| Source document |
★ ★ ★ ★ ★ ★ ★

Skip to main content
Moonshine Voice supports multiple languages with models optimized for different deployment scenarios. All models use the ONNX format converted to memory-mappable OnnxRuntime (.ort) flatbuffer encoding.

Supported Languages and Models

LanguageArchitectureParametersWER/CERHuggingFace Link
EnglishTiny26 million12.66%Model
EnglishTiny Streaming34 million12.00%Model
EnglishBase58 million10.07%Model
EnglishSmall Streaming123 million7.84%Model
EnglishMedium Streaming245 million6.65%Model
ArabicBase58 million5.63%Model
JapaneseBase58 million13.62%Model
KoreanTiny26 million6.46%Model
MandarinBase58 million25.76%Model
SpanishBase58 million4.33%Model
UkrainianBase58 million14.55%Model
VietnameseBase58 million8.82%Model
WER (Word Error Rate) is used for languages with word boundaries like English and Spanish. CER (Character Error Rate) is used for languages without clear word boundaries.

Evaluation Methodology

  • English models: Evaluated using the HuggingFace OpenASR Leaderboard datasets and methodology
  • Other languages: Evaluated using the FLEURS dataset with the scripts/eval-model-accuracy.py script

Downloading Models

The easiest way to get model files is using the Python module:
python -m moonshine_voice.download --language en
You can use either the two-letter code or the English name for the language:
# Examples
python -m moonshine_voice.download --language spanish
python -m moonshine_voice.download --language ja
python -m moonshine_voice.download --language korean

Specifying Model Architecture

Optionally request a specific model architecture using the model-arch flag:
python -m moonshine_voice.download --language en --model-arch 5
Architecture numbers (from moonshine-c-api.h):
  • 0 - Tiny
  • 1 - Base
  • 2 - Tiny Streaming
  • 3 - Base Streaming
  • 4 - Small Streaming
  • 5 - Medium Streaming
If no architecture is specified, the script loads the highest-quality model available for that language.

★ ★ ★ ★ ★ ★ ★

| Given material |
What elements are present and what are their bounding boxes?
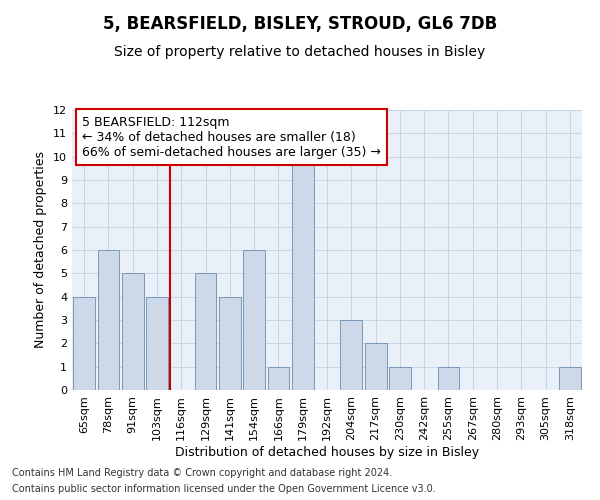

★ ★ ★ ★ ★ ★ ★

| Exercise instructions |
[1] Answer each question from the Moonshine Voice page.
(a) What encoding are the ONNX models converted to?
(b) Which dataset is used to evaluate languages other than English?
(c) Which architecture number stands for Small Streaming?
[2] Reproduce verbatim the passage of the Moonshine Voice page starting at "Optionally request a" and ending at "for that language.".
[3] For each statement, say whether the Moonshine Voice page agrees, and quote the words that decide it.
(a) The download module accepts either a two-letter code or the English name for a language.
(b) When no architecture is given, the script loads the smallest model for the language.
(c) English models are evaluated with the FLEURS dataset.
The lines have no role in this work.

| Answers to the exercises |
[1]
(a) Memory-mappable OnnxRuntime (.ort) flatbuffer encoding.
(b) The FLEURS dataset.
(c) 4.

[2]
Optionally request a specific model architecture using the model-arch flag:
python -m moonshine_voice.download --language en --model-arch 5
Architecture numbers (from moonshine-c-api.h):
  • 0 - Tiny
  • 1 - Base
  • 2 - Tiny Streaming
  • 3 - Base Streaming
  • 4 - Small Streaming
  • 5 - Medium Streaming
If no architecture is specified, the script loads the highest-quality model available for that language.

[3]
(a) Yes: "You can use either the two-letter code or the English name for the language"
(b) No: "the script loads the highest-quality model available for that language"
(c) No: "Evaluated using the HuggingFace OpenASR Leaderboard datasets and methodology"